Set task →
Tally the lines that include the word "Advanced" and reply with nothing but the total.
↓
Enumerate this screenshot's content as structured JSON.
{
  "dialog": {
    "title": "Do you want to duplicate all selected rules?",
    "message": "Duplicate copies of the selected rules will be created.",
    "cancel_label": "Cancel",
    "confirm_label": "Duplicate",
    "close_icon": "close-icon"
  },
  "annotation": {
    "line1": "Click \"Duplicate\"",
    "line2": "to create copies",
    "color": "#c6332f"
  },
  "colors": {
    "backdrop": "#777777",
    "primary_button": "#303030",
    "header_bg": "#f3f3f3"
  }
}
↑
↓
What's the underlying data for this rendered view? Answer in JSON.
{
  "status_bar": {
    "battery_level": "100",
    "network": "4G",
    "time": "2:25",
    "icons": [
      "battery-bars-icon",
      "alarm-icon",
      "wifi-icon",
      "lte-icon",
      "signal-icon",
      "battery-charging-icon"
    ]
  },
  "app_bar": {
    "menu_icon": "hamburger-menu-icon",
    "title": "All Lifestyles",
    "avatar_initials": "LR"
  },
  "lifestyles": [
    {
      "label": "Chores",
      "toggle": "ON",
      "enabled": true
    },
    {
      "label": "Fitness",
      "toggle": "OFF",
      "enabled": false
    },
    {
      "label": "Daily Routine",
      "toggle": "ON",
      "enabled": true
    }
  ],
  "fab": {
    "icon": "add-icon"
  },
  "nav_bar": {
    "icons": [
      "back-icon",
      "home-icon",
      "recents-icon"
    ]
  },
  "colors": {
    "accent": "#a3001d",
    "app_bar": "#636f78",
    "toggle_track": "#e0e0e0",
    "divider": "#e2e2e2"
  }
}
↑
↓
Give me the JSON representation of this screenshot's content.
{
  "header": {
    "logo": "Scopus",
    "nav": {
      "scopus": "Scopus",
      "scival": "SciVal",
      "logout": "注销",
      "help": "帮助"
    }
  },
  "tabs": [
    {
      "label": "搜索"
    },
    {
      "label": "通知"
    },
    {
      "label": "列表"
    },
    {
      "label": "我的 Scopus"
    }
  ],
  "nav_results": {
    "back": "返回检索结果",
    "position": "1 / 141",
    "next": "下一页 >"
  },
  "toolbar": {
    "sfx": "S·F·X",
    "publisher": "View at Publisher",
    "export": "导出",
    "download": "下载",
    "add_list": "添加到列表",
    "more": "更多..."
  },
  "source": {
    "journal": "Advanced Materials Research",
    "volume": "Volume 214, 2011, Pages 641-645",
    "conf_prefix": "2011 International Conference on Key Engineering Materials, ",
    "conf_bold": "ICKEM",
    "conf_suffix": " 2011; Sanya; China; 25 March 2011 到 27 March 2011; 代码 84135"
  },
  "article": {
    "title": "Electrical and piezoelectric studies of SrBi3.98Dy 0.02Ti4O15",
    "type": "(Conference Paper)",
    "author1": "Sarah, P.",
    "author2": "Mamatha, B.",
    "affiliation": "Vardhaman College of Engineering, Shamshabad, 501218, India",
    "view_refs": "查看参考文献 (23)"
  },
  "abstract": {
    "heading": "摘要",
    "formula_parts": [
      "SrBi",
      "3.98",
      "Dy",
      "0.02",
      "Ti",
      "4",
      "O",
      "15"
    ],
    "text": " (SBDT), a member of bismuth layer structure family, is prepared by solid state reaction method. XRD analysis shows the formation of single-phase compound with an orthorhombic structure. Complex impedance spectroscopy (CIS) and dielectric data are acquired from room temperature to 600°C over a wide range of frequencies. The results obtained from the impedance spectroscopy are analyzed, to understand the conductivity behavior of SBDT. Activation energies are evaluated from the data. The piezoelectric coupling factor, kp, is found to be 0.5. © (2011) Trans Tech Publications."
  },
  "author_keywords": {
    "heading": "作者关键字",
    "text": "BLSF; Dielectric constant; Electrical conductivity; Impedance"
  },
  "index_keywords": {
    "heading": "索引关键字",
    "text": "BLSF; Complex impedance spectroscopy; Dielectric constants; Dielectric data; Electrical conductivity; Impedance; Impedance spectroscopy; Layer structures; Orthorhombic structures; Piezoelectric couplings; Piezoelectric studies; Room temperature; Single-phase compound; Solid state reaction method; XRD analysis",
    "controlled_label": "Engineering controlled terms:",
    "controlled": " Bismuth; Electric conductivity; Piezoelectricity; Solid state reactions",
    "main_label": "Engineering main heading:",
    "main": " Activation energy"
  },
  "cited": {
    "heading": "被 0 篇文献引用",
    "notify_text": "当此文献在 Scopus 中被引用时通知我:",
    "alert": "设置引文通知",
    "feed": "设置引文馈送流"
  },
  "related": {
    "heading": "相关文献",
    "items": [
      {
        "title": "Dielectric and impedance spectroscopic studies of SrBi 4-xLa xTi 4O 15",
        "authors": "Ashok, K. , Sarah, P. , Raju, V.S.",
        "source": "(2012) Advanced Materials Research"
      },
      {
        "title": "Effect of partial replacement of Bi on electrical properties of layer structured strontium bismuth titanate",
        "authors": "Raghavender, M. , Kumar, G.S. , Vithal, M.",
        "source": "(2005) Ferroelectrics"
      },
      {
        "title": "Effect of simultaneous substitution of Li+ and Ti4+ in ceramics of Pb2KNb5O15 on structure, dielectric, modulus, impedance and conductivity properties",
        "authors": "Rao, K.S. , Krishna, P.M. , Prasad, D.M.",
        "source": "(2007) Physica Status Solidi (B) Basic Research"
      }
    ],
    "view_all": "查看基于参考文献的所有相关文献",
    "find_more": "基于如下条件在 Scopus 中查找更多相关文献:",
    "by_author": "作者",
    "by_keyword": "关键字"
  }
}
↑
Output for this task →
2